-- Provided data --
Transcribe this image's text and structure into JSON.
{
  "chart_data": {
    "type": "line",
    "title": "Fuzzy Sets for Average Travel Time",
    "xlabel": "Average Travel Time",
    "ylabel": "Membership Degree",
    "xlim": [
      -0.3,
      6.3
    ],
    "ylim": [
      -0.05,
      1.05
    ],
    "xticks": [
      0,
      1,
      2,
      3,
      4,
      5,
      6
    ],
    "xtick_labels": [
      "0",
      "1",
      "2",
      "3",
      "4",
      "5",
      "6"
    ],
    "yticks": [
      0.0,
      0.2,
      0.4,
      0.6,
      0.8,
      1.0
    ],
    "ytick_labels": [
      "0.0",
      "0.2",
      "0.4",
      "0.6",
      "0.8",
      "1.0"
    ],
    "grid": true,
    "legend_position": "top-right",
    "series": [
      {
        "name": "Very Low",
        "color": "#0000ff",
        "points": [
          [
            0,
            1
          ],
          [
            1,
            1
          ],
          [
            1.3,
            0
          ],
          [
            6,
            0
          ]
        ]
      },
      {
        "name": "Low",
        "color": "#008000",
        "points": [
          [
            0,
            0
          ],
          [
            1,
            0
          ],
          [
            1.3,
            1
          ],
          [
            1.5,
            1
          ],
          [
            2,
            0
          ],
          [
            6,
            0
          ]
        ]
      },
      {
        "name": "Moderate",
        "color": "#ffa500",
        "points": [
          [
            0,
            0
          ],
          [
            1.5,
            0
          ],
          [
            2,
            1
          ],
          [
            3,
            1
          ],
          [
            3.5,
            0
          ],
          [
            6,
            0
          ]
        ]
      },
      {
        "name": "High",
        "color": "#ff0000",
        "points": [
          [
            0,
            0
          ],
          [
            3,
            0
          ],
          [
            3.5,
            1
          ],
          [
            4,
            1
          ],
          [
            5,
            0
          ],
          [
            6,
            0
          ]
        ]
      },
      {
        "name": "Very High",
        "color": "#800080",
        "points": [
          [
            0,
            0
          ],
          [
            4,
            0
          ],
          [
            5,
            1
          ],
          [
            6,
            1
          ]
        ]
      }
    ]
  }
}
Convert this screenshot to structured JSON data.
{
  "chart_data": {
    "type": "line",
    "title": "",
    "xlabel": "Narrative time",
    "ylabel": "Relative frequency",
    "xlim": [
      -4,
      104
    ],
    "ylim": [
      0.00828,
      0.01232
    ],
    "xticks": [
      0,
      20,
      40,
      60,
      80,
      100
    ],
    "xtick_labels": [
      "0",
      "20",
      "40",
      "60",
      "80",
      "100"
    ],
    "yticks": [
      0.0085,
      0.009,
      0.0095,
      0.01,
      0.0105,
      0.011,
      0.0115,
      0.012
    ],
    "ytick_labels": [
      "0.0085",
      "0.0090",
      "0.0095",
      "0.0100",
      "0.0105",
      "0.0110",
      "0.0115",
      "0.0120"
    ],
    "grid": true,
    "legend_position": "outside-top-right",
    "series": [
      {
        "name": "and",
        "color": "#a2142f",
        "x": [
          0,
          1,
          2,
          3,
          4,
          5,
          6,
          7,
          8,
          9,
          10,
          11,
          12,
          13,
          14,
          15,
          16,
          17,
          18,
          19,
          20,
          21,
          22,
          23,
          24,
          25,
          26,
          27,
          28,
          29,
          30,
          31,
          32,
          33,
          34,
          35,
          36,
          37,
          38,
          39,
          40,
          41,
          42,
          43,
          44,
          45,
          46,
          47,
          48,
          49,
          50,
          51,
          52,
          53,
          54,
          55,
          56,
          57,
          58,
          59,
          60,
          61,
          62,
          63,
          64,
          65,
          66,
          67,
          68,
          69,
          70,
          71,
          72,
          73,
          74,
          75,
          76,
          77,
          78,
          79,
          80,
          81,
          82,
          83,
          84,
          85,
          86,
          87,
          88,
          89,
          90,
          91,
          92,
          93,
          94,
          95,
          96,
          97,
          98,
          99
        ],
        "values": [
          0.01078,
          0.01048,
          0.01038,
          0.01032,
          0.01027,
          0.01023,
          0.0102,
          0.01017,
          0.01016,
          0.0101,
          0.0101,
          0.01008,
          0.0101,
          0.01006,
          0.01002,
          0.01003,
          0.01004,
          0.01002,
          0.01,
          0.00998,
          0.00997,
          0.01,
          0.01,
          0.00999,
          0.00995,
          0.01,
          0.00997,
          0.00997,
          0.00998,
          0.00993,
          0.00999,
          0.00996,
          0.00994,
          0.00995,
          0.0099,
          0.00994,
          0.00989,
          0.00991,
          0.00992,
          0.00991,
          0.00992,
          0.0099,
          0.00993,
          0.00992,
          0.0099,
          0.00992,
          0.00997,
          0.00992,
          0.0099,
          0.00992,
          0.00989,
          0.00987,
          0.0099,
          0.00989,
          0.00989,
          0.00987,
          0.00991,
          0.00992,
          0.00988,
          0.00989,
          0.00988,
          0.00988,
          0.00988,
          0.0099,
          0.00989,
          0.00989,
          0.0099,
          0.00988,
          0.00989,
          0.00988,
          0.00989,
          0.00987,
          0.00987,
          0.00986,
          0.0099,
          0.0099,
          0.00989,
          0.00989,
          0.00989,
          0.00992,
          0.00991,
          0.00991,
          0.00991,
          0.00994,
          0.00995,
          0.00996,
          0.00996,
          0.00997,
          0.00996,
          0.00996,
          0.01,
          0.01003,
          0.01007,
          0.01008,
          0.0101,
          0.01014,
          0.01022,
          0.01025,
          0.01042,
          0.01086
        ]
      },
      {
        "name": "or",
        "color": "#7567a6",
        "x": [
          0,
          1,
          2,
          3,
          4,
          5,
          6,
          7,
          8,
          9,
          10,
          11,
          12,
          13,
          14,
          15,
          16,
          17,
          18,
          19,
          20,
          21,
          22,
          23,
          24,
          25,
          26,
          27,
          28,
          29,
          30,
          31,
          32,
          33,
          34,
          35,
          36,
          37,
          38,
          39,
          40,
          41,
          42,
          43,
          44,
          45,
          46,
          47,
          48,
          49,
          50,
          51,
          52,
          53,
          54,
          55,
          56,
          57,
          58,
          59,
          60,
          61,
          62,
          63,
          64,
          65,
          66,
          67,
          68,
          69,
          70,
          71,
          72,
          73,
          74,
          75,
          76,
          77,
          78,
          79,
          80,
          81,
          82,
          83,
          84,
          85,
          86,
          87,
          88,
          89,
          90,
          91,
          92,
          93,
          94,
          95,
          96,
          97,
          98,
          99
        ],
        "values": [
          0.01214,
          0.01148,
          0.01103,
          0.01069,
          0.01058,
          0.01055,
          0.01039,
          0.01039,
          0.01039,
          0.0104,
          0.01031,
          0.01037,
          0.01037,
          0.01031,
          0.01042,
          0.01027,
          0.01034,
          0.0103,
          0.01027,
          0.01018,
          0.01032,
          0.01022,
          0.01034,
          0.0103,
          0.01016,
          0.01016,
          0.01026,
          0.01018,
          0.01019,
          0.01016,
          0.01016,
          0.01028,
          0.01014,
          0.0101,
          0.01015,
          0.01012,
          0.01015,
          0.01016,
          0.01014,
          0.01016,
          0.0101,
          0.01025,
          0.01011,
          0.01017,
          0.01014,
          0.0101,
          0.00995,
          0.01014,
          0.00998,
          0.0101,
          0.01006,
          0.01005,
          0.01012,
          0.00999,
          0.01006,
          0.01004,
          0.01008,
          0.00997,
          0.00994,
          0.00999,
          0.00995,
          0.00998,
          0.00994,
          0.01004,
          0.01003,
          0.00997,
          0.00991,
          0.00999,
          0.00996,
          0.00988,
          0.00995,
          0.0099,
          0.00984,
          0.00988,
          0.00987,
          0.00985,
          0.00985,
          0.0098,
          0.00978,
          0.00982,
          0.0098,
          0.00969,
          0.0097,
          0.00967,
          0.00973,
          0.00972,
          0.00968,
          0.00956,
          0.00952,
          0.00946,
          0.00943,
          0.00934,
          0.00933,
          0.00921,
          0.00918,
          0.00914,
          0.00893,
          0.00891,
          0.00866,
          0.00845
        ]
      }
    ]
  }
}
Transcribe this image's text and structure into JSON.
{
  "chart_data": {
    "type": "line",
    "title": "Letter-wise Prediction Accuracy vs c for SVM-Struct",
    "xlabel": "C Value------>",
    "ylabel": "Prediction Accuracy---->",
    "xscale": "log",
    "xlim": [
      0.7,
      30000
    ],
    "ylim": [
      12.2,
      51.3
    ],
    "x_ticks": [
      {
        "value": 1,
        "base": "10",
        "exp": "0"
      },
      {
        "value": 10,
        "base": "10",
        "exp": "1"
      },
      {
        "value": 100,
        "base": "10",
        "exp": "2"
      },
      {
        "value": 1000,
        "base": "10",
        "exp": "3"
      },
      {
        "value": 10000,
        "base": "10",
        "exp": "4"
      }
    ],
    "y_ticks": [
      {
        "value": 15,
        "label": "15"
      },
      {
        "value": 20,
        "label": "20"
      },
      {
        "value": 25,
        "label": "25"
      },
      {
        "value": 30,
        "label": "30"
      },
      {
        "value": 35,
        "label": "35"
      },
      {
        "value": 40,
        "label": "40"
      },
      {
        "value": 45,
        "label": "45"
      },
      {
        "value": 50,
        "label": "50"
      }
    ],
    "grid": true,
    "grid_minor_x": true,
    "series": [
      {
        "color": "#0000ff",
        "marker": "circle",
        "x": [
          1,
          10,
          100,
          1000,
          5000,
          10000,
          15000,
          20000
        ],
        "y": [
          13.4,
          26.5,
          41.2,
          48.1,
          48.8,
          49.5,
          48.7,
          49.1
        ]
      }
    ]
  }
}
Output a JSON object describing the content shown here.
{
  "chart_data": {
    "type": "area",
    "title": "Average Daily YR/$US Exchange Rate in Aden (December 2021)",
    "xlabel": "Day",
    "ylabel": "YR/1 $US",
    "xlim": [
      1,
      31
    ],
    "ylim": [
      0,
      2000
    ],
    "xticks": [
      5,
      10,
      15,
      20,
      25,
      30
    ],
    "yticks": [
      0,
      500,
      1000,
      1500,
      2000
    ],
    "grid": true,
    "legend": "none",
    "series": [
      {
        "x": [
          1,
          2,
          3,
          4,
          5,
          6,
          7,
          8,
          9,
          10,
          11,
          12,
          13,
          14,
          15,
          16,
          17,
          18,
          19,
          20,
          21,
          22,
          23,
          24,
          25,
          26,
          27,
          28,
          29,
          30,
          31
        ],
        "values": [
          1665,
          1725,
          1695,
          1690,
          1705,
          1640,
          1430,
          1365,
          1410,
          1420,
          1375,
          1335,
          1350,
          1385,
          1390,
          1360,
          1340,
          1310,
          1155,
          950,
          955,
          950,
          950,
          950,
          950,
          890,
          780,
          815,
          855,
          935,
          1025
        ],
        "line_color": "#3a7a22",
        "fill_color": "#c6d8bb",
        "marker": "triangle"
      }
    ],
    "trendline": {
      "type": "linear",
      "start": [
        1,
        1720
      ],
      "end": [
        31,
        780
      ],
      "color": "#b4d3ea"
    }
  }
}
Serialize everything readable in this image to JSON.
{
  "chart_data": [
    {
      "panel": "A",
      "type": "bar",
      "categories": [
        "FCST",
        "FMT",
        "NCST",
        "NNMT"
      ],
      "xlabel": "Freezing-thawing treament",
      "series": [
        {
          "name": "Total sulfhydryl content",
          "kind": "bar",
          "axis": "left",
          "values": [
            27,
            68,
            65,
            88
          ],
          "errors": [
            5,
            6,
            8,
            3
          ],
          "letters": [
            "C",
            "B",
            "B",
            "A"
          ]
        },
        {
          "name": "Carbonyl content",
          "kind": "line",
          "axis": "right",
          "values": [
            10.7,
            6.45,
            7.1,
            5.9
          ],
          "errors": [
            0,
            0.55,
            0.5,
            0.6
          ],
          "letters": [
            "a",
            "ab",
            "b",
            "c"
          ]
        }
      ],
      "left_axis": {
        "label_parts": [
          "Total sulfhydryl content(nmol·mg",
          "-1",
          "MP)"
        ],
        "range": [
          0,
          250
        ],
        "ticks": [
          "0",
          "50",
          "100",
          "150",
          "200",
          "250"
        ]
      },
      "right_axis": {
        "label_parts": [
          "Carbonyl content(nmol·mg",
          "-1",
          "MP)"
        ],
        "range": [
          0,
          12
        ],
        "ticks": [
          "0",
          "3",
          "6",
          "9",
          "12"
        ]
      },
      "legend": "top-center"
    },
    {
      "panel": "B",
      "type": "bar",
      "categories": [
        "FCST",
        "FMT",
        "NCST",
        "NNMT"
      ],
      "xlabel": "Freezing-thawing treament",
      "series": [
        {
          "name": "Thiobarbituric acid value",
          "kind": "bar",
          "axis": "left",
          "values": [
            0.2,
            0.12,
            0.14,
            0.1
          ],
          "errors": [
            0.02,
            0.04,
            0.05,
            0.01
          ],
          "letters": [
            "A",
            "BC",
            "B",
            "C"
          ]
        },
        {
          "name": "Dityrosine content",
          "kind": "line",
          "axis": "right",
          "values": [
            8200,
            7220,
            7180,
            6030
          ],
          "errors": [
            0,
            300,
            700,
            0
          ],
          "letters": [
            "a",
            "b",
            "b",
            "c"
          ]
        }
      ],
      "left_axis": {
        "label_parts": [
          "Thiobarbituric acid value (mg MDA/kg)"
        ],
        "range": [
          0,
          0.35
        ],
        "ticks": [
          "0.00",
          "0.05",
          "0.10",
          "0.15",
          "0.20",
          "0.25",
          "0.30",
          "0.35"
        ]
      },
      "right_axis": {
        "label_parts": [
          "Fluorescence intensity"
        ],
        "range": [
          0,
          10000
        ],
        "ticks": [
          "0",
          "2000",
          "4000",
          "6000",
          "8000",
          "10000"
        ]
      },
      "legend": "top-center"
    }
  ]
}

-- Given request --
Go through the data and gather every line that holds "sulfhydryl".

-- Reply to the task --
          "name": "Total sulfhydryl content",
          "Total sulfhydryl content(nmol·mg",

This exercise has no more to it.